**What is expected**: Your reply should be one number: the count of lines holding the word "Требования".

**Raw data**:
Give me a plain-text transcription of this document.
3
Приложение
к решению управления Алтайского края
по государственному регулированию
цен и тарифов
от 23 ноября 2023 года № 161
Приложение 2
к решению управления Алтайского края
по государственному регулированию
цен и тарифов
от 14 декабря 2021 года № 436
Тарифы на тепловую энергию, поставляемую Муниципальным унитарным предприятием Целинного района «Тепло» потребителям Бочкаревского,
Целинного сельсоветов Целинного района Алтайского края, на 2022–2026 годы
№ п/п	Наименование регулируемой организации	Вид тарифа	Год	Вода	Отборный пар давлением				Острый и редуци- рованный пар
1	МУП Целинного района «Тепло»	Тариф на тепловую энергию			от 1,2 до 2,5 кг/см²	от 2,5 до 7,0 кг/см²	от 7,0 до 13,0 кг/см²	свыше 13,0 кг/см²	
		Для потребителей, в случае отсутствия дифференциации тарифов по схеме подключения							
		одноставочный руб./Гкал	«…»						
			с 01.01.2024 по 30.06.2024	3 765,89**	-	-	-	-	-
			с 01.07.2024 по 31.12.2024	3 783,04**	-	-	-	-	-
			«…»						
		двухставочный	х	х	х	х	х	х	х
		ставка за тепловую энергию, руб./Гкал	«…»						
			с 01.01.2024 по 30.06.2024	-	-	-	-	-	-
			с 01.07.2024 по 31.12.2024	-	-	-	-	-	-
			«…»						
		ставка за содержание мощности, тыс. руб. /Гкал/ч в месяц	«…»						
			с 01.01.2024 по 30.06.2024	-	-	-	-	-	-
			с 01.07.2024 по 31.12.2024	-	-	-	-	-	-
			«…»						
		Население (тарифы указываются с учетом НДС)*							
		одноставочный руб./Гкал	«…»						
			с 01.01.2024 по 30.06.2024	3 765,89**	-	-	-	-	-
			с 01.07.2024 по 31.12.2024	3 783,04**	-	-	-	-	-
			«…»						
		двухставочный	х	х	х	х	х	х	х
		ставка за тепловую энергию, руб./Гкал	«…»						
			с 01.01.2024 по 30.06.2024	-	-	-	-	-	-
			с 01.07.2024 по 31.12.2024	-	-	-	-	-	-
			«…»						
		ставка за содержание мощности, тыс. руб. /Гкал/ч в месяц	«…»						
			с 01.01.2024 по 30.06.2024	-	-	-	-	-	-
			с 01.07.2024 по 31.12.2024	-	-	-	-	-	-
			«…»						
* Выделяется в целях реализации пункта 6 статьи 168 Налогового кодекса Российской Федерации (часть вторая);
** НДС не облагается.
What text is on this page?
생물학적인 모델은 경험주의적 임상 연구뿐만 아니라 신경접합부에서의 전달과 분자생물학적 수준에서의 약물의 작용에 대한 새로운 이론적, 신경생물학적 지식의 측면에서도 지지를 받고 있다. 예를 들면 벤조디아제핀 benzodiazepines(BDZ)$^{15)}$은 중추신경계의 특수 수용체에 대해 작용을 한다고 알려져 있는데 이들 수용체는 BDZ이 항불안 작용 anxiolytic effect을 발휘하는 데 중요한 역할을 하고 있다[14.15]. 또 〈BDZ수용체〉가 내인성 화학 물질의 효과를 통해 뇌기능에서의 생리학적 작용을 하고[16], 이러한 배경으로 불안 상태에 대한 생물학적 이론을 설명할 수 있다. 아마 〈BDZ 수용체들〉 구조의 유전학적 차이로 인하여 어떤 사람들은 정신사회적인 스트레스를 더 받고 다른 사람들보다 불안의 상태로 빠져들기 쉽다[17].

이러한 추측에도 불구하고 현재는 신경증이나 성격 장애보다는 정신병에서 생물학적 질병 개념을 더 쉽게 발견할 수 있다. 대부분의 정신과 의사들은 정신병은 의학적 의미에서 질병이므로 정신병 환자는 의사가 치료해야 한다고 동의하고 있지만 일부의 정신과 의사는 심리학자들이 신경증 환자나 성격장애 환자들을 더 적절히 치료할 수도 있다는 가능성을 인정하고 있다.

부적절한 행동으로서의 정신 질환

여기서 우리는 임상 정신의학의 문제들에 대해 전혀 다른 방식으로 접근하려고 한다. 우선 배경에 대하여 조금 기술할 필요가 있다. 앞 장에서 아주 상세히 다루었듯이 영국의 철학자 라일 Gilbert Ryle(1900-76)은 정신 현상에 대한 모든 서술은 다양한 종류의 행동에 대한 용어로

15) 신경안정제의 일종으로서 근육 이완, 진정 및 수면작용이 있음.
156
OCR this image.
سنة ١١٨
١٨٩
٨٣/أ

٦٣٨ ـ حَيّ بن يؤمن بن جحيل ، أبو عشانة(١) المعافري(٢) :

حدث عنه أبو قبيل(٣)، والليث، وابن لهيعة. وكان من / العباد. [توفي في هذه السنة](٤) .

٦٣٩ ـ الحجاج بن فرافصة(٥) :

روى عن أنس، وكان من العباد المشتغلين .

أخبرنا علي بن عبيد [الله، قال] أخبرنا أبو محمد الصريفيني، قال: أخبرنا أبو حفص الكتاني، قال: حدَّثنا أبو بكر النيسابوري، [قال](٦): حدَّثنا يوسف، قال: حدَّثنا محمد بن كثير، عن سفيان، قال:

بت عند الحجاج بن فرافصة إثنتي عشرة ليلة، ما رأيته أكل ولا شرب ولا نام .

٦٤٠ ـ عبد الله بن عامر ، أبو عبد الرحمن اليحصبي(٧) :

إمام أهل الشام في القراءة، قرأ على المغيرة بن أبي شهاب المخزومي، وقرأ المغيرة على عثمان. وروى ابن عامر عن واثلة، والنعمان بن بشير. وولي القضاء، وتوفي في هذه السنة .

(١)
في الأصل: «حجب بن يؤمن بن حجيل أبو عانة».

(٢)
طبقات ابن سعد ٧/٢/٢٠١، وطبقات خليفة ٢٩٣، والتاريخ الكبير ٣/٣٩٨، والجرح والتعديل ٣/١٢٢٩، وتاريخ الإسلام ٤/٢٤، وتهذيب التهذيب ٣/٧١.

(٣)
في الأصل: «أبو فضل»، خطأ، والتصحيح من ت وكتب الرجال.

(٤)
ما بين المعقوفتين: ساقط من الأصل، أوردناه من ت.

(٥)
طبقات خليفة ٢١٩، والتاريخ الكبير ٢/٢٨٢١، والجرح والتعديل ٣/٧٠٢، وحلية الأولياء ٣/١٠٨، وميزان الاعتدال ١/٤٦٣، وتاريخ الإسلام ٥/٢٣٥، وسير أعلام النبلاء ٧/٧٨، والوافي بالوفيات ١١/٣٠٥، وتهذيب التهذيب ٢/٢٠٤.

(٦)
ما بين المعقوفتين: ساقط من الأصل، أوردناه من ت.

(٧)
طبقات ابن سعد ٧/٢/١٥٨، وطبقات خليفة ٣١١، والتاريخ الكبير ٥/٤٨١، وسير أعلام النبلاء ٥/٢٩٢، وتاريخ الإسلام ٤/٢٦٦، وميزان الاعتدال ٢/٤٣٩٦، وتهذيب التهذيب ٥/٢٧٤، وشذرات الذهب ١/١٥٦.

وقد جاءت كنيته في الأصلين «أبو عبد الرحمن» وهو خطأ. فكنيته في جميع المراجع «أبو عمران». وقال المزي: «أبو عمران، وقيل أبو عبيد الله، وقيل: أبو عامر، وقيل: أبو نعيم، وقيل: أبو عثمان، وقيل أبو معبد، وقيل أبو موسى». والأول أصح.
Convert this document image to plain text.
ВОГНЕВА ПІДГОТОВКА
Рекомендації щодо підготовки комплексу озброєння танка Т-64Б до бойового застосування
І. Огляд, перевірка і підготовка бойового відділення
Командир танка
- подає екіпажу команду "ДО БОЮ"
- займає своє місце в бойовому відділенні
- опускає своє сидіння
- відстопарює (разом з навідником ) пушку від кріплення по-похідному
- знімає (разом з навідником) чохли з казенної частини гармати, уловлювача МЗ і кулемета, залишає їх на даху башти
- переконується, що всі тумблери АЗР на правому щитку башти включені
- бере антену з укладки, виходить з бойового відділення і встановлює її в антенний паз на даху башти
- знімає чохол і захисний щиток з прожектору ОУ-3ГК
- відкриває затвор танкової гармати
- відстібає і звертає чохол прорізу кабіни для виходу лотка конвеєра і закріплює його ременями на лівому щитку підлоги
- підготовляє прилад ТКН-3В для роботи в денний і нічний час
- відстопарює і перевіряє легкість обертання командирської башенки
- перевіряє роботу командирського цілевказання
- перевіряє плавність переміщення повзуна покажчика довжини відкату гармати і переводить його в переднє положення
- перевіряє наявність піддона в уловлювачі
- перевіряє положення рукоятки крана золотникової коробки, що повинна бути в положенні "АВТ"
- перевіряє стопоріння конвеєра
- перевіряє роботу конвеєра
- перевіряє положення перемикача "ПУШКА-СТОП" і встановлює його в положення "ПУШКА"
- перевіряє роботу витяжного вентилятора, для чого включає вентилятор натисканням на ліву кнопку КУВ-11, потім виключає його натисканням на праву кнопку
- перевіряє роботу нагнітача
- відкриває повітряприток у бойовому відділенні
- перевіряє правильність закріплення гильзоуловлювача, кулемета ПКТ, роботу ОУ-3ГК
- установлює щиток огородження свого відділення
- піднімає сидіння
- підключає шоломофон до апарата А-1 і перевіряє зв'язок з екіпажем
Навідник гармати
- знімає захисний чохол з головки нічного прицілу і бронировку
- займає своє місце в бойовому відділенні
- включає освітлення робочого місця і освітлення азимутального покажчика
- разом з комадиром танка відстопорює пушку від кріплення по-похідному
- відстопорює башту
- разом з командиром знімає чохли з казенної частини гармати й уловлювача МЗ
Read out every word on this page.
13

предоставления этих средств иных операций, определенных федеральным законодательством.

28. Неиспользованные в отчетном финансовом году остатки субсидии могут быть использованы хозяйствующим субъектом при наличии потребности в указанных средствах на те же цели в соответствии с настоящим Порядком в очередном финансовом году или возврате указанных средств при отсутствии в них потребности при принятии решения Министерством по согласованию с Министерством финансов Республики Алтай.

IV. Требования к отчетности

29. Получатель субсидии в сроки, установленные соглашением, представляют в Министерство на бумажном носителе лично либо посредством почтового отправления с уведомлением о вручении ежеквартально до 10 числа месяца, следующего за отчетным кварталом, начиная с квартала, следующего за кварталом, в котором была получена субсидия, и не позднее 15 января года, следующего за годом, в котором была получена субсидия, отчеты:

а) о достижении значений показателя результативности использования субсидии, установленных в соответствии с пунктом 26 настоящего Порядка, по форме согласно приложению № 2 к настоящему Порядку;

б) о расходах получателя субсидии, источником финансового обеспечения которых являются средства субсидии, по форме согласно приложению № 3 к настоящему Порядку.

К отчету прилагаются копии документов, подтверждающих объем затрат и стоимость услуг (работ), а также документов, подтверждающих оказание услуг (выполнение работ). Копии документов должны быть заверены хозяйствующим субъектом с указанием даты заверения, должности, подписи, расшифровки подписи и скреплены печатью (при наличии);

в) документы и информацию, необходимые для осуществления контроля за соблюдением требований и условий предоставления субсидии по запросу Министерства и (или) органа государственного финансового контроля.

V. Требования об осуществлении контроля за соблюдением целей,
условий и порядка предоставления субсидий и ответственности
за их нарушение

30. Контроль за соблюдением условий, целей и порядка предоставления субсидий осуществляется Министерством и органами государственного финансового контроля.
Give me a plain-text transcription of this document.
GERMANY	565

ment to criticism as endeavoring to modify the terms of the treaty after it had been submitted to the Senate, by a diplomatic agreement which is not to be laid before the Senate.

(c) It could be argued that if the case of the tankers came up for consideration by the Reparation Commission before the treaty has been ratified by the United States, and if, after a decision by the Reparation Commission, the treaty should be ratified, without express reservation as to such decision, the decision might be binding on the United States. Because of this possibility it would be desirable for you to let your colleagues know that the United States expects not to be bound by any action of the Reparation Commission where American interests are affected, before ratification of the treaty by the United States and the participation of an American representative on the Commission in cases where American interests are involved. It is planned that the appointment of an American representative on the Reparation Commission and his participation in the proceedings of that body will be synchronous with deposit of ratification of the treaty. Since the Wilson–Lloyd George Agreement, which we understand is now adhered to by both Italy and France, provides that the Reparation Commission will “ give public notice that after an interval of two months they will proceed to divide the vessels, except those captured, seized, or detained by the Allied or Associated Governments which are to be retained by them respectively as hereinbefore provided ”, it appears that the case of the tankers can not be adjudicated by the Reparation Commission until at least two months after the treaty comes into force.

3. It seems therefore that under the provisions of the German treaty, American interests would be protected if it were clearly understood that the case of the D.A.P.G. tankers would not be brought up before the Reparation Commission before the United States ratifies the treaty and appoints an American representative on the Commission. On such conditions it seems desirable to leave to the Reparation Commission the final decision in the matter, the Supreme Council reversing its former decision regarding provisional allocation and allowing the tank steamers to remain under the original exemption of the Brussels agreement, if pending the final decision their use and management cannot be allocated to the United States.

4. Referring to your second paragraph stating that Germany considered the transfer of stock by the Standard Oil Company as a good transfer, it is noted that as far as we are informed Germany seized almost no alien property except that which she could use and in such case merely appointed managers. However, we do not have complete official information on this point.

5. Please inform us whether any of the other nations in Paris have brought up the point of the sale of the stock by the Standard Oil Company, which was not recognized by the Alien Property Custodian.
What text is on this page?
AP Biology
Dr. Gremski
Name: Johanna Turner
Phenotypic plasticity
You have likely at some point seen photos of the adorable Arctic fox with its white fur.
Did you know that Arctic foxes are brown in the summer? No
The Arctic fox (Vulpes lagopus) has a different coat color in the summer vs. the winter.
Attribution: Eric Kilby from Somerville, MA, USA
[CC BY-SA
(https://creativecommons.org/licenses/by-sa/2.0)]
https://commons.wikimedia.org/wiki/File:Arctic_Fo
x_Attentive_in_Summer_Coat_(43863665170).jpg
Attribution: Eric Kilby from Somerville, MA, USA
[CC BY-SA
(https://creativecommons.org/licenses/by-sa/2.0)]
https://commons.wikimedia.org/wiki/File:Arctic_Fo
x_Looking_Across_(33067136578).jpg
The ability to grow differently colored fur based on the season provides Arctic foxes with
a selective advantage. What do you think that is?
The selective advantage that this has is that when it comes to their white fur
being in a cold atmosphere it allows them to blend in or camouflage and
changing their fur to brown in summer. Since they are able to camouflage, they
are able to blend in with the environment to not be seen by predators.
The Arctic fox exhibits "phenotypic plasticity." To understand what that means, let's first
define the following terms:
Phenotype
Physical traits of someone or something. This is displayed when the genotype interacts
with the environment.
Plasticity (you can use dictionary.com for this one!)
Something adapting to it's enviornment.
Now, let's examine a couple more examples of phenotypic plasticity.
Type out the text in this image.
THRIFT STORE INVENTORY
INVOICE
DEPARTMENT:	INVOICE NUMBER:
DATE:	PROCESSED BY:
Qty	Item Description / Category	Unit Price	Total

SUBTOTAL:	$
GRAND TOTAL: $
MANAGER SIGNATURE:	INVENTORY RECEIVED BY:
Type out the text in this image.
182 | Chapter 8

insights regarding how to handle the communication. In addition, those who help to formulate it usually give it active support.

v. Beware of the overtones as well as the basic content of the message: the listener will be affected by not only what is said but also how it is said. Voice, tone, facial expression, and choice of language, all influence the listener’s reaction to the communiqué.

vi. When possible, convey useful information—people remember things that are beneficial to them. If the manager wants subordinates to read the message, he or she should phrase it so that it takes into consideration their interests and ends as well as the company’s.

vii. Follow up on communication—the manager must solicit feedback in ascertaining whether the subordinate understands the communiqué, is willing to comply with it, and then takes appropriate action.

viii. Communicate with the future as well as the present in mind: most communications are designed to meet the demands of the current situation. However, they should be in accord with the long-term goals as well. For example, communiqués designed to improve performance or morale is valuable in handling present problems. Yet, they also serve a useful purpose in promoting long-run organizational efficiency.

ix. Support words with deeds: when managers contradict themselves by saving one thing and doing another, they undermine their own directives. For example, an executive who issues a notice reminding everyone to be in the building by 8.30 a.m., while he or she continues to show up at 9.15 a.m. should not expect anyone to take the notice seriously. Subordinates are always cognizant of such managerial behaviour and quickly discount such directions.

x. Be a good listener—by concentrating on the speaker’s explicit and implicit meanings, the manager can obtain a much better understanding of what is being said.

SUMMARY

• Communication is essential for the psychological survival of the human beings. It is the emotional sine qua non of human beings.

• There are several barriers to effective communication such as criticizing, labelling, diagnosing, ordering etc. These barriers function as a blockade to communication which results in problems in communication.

**Solution for this exercise**: 2